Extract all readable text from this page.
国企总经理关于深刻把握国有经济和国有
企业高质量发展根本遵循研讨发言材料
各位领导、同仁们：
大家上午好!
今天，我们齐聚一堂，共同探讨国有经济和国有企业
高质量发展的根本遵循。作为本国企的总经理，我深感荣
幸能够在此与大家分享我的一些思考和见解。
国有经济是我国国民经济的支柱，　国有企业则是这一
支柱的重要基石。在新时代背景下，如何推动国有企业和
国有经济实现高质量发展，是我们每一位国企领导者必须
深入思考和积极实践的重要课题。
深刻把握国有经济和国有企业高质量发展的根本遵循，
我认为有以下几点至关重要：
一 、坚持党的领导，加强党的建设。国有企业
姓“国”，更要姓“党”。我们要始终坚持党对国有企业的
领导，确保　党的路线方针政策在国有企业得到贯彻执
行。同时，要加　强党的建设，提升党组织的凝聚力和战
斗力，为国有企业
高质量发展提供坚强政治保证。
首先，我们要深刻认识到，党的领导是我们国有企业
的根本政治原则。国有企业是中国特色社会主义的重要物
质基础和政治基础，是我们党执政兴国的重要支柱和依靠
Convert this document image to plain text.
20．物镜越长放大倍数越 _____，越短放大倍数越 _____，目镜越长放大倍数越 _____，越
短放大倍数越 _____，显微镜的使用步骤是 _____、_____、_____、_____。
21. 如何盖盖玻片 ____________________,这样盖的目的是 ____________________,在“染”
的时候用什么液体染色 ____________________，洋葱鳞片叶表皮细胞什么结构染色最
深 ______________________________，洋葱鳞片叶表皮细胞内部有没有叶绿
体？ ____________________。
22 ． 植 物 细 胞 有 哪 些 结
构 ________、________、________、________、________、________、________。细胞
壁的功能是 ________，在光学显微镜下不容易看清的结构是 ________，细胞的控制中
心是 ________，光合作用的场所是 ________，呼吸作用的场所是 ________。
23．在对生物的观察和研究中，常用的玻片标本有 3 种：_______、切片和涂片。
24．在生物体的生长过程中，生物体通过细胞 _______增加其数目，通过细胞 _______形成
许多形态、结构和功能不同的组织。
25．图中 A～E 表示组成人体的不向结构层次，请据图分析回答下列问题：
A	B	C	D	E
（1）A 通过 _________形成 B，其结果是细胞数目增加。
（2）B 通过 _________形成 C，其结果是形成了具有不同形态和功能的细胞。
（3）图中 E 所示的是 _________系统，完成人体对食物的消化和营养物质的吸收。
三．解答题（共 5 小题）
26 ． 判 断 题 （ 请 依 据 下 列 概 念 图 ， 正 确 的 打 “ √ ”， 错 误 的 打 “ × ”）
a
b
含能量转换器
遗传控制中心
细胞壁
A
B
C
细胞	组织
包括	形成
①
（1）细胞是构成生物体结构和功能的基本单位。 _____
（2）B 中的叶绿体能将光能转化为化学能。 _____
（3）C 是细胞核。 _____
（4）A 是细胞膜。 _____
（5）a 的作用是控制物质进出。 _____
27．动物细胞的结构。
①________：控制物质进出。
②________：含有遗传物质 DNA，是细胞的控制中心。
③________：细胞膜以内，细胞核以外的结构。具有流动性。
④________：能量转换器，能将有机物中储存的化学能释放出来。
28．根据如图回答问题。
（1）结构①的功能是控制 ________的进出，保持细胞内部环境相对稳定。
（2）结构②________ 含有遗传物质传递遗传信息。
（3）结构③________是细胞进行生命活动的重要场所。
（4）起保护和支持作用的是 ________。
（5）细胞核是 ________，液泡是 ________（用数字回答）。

● ● ● ●

GOAL: The required output is the span of lines from the one containing "Convert this document image to plain text." to the last line, reproduced character for character.

EXERCISE SOLUTION:
Convert this document image to plain text.
20．物镜越长放大倍数越 _____，越短放大倍数越 _____，目镜越长放大倍数越 _____，越
短放大倍数越 _____，显微镜的使用步骤是 _____、_____、_____、_____。
21. 如何盖盖玻片 ____________________,这样盖的目的是 ____________________,在“染”
的时候用什么液体染色 ____________________，洋葱鳞片叶表皮细胞什么结构染色最
深 ______________________________，洋葱鳞片叶表皮细胞内部有没有叶绿
体？ ____________________。
22 ． 植 物 细 胞 有 哪 些 结
构 ________、________、________、________、________、________、________。细胞
壁的功能是 ________，在光学显微镜下不容易看清的结构是 ________，细胞的控制中
心是 ________，光合作用的场所是 ________，呼吸作用的场所是 ________。
23．在对生物的观察和研究中，常用的玻片标本有 3 种：_______、切片和涂片。
24．在生物体的生长过程中，生物体通过细胞 _______增加其数目，通过细胞 _______形成
许多形态、结构和功能不同的组织。
25．图中 A～E 表示组成人体的不向结构层次，请据图分析回答下列问题：
A	B	C	D	E
（1）A 通过 _________形成 B，其结果是细胞数目增加。
（2）B 通过 _________形成 C，其结果是形成了具有不同形态和功能的细胞。
（3）图中 E 所示的是 _________系统，完成人体对食物的消化和营养物质的吸收。
三．解答题（共 5 小题）
26 ． 判 断 题 （ 请 依 据 下 列 概 念 图 ， 正 确 的 打 “ √ ”， 错 误 的 打 “ × ”）
a
b
含能量转换器
遗传控制中心
细胞壁
A
B
C
细胞	组织
包括	形成
①
（1）细胞是构成生物体结构和功能的基本单位。 _____
（2）B 中的叶绿体能将光能转化为化学能。 _____
（3）C 是细胞核。 _____
（4）A 是细胞膜。 _____
（5）a 的作用是控制物质进出。 _____
27．动物细胞的结构。
①________：控制物质进出。
②________：含有遗传物质 DNA，是细胞的控制中心。
③________：细胞膜以内，细胞核以外的结构。具有流动性。
④________：能量转换器，能将有机物中储存的化学能释放出来。
28．根据如图回答问题。
（1）结构①的功能是控制 ________的进出，保持细胞内部环境相对稳定。
（2）结构②________ 含有遗传物质传递遗传信息。
（3）结构③________是细胞进行生命活动的重要场所。
（4）起保护和支持作用的是 ________。
（5）细胞核是 ________，液泡是 ________（用数字回答）。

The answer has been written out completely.